## [Saved entries]

>> start

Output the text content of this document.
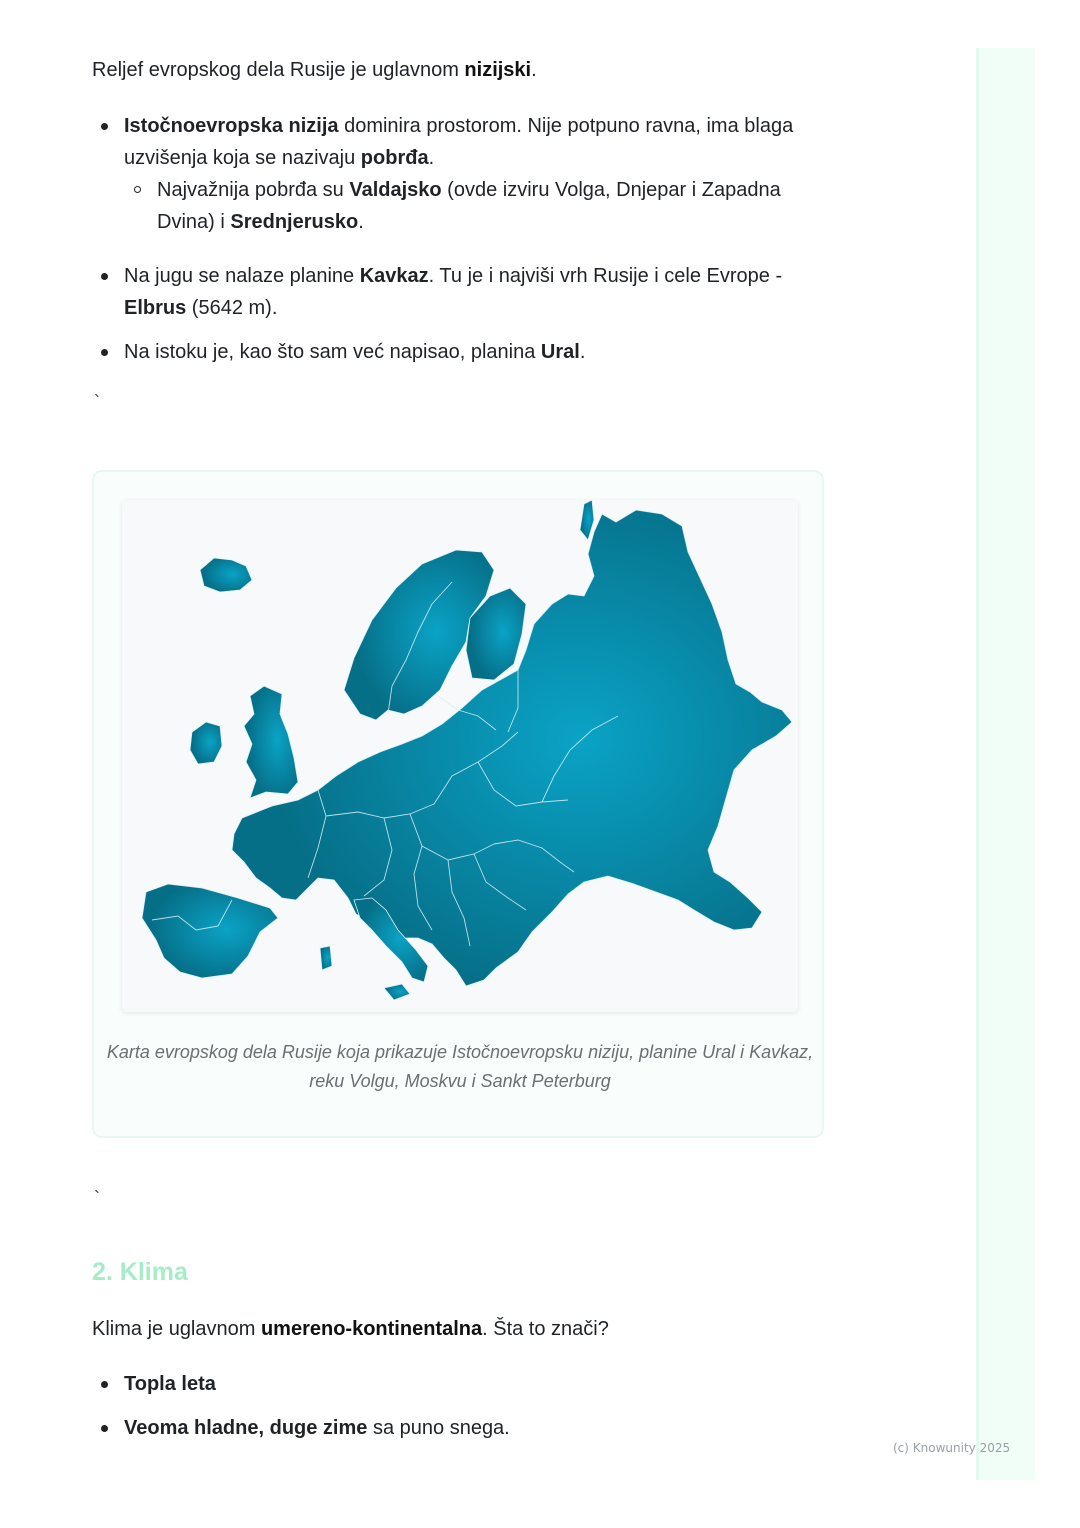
Reljef evropskog dela Rusije je uglavnom nizijski.

Istočnoevropska nizija dominira prostorom. Nije potpuno ravna, ima blaga uzvišenja koja se nazivaju pobrđa.
Najvažnija pobrđa su Valdajsko (ovde izviru Volga, Dnjepar i Zapadna Dvina) i Srednjerusko.
Na jugu se nalaze planine Kavkaz. Tu je i najviši vrh Rusije i cele Evrope - Elbrus (5642 m).
Na istoku je, kao što sam već napisao, planina Ural.
`
Karta evropskog dela Rusije koja prikazuje Istočnoevropsku niziju, planine Ural i Kavkaz, reku Volgu, Moskvu i Sankt Peterburg
`
2. Klima

Klima je uglavnom umereno-kontinentalna. Šta to znači?

Topla leta
Veoma hladne, duge zime sa puno snega.
(c) Knowunity 2025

>> end

## [Work to complete]
Search the preceding listing for the word "Klima" and pull out every line that holds it.

## [Completed task]
2. Klima
Klima je uglavnom umereno-kontinentalna. Šta to znači?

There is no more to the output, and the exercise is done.